Required work :: Copy each line below without leaving any out.

Exercise inputs ::

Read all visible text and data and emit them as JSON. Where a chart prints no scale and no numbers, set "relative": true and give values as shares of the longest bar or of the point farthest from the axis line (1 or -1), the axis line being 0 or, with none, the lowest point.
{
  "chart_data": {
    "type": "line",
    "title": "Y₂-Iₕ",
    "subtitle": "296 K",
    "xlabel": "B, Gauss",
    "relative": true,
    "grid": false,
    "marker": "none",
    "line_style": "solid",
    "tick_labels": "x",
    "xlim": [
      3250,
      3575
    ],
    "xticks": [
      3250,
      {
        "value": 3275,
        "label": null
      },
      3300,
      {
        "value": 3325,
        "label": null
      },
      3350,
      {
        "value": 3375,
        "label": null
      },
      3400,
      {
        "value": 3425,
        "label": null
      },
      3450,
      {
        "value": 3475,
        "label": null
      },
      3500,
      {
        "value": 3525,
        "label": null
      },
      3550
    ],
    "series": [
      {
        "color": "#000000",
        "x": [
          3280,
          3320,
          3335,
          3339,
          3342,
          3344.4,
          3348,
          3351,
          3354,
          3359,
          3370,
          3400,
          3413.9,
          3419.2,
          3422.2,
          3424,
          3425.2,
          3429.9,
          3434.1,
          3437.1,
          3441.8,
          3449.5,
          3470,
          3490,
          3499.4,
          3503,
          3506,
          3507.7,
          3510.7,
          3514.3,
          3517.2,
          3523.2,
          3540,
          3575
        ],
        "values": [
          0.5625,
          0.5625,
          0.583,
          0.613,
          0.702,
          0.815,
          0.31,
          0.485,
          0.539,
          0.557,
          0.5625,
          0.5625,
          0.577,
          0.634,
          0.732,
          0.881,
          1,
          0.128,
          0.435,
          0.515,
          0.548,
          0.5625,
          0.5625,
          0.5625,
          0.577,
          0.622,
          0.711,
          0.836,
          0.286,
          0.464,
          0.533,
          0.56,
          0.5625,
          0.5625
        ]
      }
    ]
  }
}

Exercise output ::
Read all visible text and data and emit them as JSON. Where a chart prints no scale and no numbers, set "relative": true and give values as shares of the longest bar or of the point farthest from the axis line (1 or -1), the axis line being 0 or, with none, the lowest point.
{
  "chart_data": {
    "type": "line",
    "title": "Y₂-Iₕ",
    "subtitle": "296 K",
    "xlabel": "B, Gauss",
    "relative": true,
    "grid": false,
    "marker": "none",
    "line_style": "solid",
    "tick_labels": "x",
    "xlim": [
      3250,
      3575
    ],
    "xticks": [
      3250,
      {
        "value": 3275,
        "label": null
      },
      3300,
      {
        "value": 3325,
        "label": null
      },
      3350,
      {
        "value": 3375,
        "label": null
      },
      3400,
      {
        "value": 3425,
        "label": null
      },
      3450,
      {
        "value": 3475,
        "label": null
      },
      3500,
      {
        "value": 3525,
        "label": null
      },
      3550
    ],
    "series": [
      {
        "color": "#000000",
        "x": [
          3280,
          3320,
          3335,
          3339,
          3342,
          3344.4,
          3348,
          3351,
          3354,
          3359,
          3370,
          3400,
          3413.9,
          3419.2,
          3422.2,
          3424,
          3425.2,
          3429.9,
          3434.1,
          3437.1,
          3441.8,
          3449.5,
          3470,
          3490,
          3499.4,
          3503,
          3506,
          3507.7,
          3510.7,
          3514.3,
          3517.2,
          3523.2,
          3540,
          3575
        ],
        "values": [
          0.5625,
          0.5625,
          0.583,
          0.613,
          0.702,
          0.815,
          0.31,
          0.485,
          0.539,
          0.557,
          0.5625,
          0.5625,
          0.577,
          0.634,
          0.732,
          0.881,
          1,
          0.128,
          0.435,
          0.515,
          0.548,
          0.5625,
          0.5625,
          0.5625,
          0.577,
          0.622,
          0.711,
          0.836,
          0.286,
          0.464,
          0.533,
          0.56,
          0.5625,
          0.5625
        ]
      }
    ]
  }
}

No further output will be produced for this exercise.